Die offiziellen Stellen reagierten unterschiedlich auf den Protest. Premierminister John Howard, der die 230-köpfige Besatzung der HMAS Sydney wenige Minuten zuvor feierlich für den Krieg verabschiedet hatte, nannte die Friedenskämpfer Clowns, die keine Unterstützung für ihre Sache gewinnen würden. Mike Hannan, Sprecher der Streitkräfte, blieb gelassen. Er verneinte jegliche potenzielle Terrorgefahr und nannte die Aktion einen eindeutigen Protest
. Hannan versicherte, dass die Streitkräfte das Bürgerrecht auf Protest respektierten.
In einem offenen Brief hatte der australische Greenpeace-Geschäftsführer Peter Mullins sich einen Tag zuvor im Namen aller australischen Kriegsgegner an die Truppenmitglieder und ihre Familien gewandt. Eine halbe Million Kriegsgegner aus dem ganzen Land hat sich in den letzten Monaten auf dem Marsch gegen einen Krieg zusammengefunden, den wir für unmoralisch und unrechtmäßig halten
, schrieb er. Genau wie Sie möchten wir unsere Truppen sicher wieder zu Hause sehen. Aber wir glauben, dass dies sofort geschehen sollte und dass keine weiteren australischen Männer und Frauen an die Front geschickt werden sollten.

**BEREITGESTELLTE EINTRÄGE:**

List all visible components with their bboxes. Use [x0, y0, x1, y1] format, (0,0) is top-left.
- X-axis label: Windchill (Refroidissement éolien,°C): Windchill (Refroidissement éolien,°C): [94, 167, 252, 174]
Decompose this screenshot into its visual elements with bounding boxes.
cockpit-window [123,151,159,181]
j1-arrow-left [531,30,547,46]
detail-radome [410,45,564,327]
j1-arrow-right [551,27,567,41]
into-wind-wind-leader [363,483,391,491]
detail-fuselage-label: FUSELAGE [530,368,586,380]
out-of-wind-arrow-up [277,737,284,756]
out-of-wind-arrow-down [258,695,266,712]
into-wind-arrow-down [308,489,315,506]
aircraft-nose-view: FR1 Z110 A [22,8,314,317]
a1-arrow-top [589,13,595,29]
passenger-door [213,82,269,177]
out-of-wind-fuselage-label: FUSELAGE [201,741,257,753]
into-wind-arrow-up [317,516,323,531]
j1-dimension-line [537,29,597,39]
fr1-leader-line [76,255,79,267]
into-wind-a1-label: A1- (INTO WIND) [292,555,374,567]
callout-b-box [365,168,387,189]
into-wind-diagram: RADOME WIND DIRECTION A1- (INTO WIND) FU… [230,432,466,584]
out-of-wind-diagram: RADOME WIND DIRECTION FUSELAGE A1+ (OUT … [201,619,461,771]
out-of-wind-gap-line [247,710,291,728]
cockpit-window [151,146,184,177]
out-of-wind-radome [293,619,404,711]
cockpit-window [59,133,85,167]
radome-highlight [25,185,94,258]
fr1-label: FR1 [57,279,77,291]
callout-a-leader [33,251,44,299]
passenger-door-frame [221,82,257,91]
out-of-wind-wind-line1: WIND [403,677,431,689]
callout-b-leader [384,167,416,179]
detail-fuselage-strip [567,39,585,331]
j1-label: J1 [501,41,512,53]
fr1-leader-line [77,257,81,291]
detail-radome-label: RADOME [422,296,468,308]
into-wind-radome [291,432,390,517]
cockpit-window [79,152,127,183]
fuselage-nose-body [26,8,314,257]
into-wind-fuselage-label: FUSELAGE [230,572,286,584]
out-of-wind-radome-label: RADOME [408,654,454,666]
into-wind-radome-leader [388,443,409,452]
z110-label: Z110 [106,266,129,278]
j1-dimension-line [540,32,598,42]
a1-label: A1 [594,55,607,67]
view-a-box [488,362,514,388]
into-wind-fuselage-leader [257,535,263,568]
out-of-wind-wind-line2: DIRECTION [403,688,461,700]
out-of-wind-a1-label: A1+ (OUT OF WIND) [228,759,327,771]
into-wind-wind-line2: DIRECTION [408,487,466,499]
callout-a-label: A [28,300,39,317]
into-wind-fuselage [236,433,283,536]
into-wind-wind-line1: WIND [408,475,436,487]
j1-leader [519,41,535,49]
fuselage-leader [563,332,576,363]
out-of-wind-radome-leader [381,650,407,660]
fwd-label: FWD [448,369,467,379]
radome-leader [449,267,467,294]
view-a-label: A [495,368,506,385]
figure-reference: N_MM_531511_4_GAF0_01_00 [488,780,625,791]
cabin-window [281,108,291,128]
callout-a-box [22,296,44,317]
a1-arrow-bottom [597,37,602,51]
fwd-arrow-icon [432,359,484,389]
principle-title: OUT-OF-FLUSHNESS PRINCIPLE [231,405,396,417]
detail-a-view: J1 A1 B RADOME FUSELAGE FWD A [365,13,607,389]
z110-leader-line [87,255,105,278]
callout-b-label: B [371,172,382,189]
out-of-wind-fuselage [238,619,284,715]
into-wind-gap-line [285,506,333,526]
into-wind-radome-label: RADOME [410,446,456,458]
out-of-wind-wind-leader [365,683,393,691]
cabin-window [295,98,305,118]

**VERSTÄNDNIS PRÜFEN:**
(1) Übersetze diesen Satz aus dem Seitentext ins Englische: „Mike Hannan, Sprecher der Streitkräfte, blieb gelassen.“
(2) Gib aus dem Seitentext den Abschnitt von „Die offiziellen Stellen“ bis einschließlich „auf Protest respektierten.“ wortgetreu aus.

**LÖSUNGEN ZUR ÜBUNG:**
(1) Mike Hannan, spokesman for the armed forces, remained calm.

(2)
Die offiziellen Stellen reagierten unterschiedlich auf den Protest. Premierminister John Howard, der die 230-köpfige Besatzung der HMAS Sydney wenige Minuten zuvor feierlich für den Krieg verabschiedet hatte, nannte die Friedenskämpfer Clowns, die keine Unterstützung für ihre Sache gewinnen würden. Mike Hannan, Sprecher der Streitkräfte, blieb gelassen. Er verneinte jegliche potenzielle Terrorgefahr und nannte die Aktion einen eindeutigen Protest
. Hannan versicherte, dass die Streitkräfte das Bürgerrecht auf Protest respektierten.